* **STATED GOAL**
Repeat every line of the material, character for character.

----

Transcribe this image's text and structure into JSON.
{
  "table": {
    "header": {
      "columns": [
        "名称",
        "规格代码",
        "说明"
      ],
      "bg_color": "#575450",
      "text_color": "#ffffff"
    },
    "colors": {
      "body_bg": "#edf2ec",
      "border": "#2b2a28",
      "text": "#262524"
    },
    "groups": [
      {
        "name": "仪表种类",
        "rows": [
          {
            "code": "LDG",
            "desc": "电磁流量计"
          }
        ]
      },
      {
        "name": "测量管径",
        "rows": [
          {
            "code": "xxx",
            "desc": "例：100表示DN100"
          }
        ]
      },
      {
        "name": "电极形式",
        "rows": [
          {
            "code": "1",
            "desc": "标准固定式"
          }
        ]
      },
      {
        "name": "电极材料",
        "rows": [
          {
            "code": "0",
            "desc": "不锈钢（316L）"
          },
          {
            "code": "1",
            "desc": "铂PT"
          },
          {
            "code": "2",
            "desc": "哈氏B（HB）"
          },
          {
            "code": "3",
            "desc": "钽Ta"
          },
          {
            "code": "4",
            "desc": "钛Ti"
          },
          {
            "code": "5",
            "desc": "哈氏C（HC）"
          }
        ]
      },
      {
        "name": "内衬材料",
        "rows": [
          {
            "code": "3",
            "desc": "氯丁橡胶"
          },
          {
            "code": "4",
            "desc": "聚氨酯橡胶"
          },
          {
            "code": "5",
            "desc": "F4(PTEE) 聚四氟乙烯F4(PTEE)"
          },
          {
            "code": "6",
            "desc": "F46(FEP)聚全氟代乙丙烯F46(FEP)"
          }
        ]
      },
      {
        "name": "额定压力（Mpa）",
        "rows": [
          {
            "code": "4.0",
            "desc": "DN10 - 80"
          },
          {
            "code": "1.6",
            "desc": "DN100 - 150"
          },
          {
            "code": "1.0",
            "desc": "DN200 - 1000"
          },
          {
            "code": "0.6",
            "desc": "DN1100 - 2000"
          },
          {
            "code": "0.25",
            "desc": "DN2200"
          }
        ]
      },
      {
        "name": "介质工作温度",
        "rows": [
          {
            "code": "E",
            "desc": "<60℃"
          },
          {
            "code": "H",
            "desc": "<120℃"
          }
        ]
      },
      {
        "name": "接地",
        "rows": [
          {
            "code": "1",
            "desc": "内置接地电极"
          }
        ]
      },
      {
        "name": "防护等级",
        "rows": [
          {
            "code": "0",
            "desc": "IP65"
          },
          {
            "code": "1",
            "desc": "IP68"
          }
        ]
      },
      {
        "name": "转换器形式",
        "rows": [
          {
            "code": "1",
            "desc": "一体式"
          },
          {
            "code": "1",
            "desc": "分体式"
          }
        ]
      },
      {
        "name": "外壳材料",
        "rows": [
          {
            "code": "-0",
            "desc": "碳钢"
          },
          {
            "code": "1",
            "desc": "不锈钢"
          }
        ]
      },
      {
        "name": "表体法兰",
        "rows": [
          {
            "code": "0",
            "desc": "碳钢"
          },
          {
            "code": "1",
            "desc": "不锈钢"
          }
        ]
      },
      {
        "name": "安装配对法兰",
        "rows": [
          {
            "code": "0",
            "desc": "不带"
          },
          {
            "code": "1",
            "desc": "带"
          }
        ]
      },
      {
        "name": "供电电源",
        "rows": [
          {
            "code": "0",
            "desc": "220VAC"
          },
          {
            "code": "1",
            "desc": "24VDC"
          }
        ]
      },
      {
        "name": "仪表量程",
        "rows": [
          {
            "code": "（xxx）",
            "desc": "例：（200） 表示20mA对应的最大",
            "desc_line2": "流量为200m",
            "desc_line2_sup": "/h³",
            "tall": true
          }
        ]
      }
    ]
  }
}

----

* **ANSWER BELOW**
Transcribe this image's text and structure into JSON.
{
  "table": {
    "header": {
      "columns": [
        "名称",
        "规格代码",
        "说明"
      ],
      "bg_color": "#575450",
      "text_color": "#ffffff"
    },
    "colors": {
      "body_bg": "#edf2ec",
      "border": "#2b2a28",
      "text": "#262524"
    },
    "groups": [
      {
        "name": "仪表种类",
        "rows": [
          {
            "code": "LDG",
            "desc": "电磁流量计"
          }
        ]
      },
      {
        "name": "测量管径",
        "rows": [
          {
            "code": "xxx",
            "desc": "例：100表示DN100"
          }
        ]
      },
      {
        "name": "电极形式",
        "rows": [
          {
            "code": "1",
            "desc": "标准固定式"
          }
        ]
      },
      {
        "name": "电极材料",
        "rows": [
          {
            "code": "0",
            "desc": "不锈钢（316L）"
          },
          {
            "code": "1",
            "desc": "铂PT"
          },
          {
            "code": "2",
            "desc": "哈氏B（HB）"
          },
          {
            "code": "3",
            "desc": "钽Ta"
          },
          {
            "code": "4",
            "desc": "钛Ti"
          },
          {
            "code": "5",
            "desc": "哈氏C（HC）"
          }
        ]
      },
      {
        "name": "内衬材料",
        "rows": [
          {
            "code": "3",
            "desc": "氯丁橡胶"
          },
          {
            "code": "4",
            "desc": "聚氨酯橡胶"
          },
          {
            "code": "5",
            "desc": "F4(PTEE) 聚四氟乙烯F4(PTEE)"
          },
          {
            "code": "6",
            "desc": "F46(FEP)聚全氟代乙丙烯F46(FEP)"
          }
        ]
      },
      {
        "name": "额定压力（Mpa）",
        "rows": [
          {
            "code": "4.0",
            "desc": "DN10 - 80"
          },
          {
            "code": "1.6",
            "desc": "DN100 - 150"
          },
          {
            "code": "1.0",
            "desc": "DN200 - 1000"
          },
          {
            "code": "0.6",
            "desc": "DN1100 - 2000"
          },
          {
            "code": "0.25",
            "desc": "DN2200"
          }
        ]
      },
      {
        "name": "介质工作温度",
        "rows": [
          {
            "code": "E",
            "desc": "<60℃"
          },
          {
            "code": "H",
            "desc": "<120℃"
          }
        ]
      },
      {
        "name": "接地",
        "rows": [
          {
            "code": "1",
            "desc": "内置接地电极"
          }
        ]
      },
      {
        "name": "防护等级",
        "rows": [
          {
            "code": "0",
            "desc": "IP65"
          },
          {
            "code": "1",
            "desc": "IP68"
          }
        ]
      },
      {
        "name": "转换器形式",
        "rows": [
          {
            "code": "1",
            "desc": "一体式"
          },
          {
            "code": "1",
            "desc": "分体式"
          }
        ]
      },
      {
        "name": "外壳材料",
        "rows": [
          {
            "code": "-0",
            "desc": "碳钢"
          },
          {
            "code": "1",
            "desc": "不锈钢"
          }
        ]
      },
      {
        "name": "表体法兰",
        "rows": [
          {
            "code": "0",
            "desc": "碳钢"
          },
          {
            "code": "1",
            "desc": "不锈钢"
          }
        ]
      },
      {
        "name": "安装配对法兰",
        "rows": [
          {
            "code": "0",
            "desc": "不带"
          },
          {
            "code": "1",
            "desc": "带"
          }
        ]
      },
      {
        "name": "供电电源",
        "rows": [
          {
            "code": "0",
            "desc": "220VAC"
          },
          {
            "code": "1",
            "desc": "24VDC"
          }
        ]
      },
      {
        "name": "仪表量程",
        "rows": [
          {
            "code": "（xxx）",
            "desc": "例：（200） 表示20mA对应的最大",
            "desc_line2": "流量为200m",
            "desc_line2_sup": "/h³",
            "tall": true
          }
        ]
      }
    ]
  }
}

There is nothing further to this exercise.